§ What you should do
Reproduce each line from the records that holds "page".

[BEGIN]

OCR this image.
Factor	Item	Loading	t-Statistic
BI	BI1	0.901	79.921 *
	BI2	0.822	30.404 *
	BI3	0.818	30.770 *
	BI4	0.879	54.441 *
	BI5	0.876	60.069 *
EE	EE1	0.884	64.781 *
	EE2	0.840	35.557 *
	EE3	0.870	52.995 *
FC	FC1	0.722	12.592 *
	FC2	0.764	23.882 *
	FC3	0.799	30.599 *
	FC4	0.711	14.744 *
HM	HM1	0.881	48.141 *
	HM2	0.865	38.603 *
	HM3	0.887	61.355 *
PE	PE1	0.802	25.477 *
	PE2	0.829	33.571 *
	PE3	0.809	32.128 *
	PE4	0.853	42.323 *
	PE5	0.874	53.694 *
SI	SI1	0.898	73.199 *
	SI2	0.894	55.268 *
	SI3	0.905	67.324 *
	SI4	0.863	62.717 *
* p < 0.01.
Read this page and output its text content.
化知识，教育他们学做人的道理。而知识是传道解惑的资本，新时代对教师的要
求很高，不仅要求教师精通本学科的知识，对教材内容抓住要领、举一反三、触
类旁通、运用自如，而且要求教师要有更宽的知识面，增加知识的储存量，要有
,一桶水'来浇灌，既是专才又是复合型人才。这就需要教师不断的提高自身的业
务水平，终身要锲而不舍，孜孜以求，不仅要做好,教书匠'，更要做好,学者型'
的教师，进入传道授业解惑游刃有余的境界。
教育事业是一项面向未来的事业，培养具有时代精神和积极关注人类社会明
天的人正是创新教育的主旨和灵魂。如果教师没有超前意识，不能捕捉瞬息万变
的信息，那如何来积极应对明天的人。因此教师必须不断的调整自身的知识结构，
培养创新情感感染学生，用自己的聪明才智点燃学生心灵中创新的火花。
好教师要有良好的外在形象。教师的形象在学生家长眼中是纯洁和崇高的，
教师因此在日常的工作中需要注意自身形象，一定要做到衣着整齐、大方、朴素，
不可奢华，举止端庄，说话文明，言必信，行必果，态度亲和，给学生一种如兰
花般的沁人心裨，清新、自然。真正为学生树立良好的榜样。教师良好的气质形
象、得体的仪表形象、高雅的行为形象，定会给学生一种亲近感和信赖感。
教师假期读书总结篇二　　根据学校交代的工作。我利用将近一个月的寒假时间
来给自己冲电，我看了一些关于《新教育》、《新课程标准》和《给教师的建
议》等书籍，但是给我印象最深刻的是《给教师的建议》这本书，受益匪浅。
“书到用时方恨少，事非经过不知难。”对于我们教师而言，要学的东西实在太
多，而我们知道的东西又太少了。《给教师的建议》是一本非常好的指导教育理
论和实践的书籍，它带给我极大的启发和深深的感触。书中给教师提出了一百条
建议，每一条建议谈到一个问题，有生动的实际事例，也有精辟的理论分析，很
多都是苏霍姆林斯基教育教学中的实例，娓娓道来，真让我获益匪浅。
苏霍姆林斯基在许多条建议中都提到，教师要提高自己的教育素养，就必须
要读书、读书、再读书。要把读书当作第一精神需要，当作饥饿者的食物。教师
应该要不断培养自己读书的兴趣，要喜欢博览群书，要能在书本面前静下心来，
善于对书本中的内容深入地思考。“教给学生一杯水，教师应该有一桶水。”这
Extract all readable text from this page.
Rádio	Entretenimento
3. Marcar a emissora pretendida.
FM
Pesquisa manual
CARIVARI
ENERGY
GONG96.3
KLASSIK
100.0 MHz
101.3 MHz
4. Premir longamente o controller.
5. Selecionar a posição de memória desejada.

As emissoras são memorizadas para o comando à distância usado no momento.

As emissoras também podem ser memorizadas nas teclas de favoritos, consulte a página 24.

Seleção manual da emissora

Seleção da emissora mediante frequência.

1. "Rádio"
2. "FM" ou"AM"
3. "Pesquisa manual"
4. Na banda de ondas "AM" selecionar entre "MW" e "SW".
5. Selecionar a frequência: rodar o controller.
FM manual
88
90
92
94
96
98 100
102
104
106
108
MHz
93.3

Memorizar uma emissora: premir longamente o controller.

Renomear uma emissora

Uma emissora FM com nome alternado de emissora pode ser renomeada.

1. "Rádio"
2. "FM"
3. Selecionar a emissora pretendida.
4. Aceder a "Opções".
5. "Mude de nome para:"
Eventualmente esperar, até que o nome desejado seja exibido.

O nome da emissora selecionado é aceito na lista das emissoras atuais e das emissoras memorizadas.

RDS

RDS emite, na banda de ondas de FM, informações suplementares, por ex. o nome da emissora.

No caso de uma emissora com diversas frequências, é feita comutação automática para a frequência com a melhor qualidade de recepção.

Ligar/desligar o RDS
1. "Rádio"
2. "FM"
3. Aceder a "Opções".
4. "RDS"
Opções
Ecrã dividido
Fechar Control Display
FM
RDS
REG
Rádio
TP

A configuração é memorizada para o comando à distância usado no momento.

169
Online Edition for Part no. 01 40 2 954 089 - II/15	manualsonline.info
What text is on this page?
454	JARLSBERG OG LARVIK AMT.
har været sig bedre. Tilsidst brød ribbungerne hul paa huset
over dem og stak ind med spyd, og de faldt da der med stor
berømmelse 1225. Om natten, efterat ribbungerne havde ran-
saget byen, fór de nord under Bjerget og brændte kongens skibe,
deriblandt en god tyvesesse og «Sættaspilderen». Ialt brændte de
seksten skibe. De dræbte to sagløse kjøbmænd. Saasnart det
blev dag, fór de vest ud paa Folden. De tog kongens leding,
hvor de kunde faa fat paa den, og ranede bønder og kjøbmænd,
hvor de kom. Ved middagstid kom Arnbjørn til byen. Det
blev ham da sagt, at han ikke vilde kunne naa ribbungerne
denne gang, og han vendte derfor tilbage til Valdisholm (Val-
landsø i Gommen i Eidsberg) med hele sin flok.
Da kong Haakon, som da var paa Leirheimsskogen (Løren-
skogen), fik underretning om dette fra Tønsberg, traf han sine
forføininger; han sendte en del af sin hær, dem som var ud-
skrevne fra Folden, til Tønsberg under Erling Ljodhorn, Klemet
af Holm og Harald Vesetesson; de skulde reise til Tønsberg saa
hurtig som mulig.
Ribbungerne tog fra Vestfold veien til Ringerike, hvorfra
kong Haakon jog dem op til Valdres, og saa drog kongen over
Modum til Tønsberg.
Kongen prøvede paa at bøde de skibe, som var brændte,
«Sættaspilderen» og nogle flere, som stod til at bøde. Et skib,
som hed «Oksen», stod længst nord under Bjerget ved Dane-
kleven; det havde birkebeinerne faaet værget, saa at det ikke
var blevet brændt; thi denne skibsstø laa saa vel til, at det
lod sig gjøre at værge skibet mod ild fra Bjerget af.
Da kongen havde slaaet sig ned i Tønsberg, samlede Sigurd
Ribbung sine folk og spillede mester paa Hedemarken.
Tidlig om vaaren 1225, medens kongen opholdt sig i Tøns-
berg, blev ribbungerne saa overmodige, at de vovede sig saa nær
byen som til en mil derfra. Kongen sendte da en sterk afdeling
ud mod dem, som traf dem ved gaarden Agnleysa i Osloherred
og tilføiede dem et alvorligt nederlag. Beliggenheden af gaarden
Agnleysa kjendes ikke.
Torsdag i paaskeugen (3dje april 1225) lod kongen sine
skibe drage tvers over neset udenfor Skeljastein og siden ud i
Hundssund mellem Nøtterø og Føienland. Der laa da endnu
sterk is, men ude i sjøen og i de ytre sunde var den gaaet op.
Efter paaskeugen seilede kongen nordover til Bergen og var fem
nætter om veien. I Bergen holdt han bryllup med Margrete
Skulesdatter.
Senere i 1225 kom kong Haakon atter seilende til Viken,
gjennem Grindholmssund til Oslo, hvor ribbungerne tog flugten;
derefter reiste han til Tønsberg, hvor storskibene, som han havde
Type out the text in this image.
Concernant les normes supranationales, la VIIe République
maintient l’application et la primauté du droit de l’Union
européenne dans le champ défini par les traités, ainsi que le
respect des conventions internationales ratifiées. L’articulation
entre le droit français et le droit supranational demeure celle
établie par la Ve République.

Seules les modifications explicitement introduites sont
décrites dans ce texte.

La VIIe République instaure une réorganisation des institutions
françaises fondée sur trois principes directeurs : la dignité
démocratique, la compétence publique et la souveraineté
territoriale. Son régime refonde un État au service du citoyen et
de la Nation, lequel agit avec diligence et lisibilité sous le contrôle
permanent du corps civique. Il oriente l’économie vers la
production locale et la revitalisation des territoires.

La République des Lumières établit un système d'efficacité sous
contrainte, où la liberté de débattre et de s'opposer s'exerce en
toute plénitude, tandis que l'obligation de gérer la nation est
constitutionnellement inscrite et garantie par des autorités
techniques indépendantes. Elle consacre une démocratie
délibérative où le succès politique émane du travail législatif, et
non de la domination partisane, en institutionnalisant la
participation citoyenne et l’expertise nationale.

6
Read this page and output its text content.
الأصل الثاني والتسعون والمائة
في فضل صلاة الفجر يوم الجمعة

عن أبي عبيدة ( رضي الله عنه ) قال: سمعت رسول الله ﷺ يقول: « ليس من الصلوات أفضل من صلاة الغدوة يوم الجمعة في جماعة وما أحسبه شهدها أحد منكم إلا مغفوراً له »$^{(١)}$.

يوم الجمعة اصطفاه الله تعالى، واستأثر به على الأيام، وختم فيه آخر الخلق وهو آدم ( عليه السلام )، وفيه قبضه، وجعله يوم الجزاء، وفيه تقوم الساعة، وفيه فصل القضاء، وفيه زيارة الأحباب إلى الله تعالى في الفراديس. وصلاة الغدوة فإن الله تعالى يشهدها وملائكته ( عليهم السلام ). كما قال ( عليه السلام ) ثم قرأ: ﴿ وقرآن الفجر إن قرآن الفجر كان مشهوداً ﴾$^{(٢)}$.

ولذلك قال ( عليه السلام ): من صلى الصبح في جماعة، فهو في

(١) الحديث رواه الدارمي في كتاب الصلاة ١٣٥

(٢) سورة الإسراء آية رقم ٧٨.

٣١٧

[END]

§ The response
Read this page and output its text content.
Extract all readable text from this page.
What text is on this page?
Read this page and output its text content.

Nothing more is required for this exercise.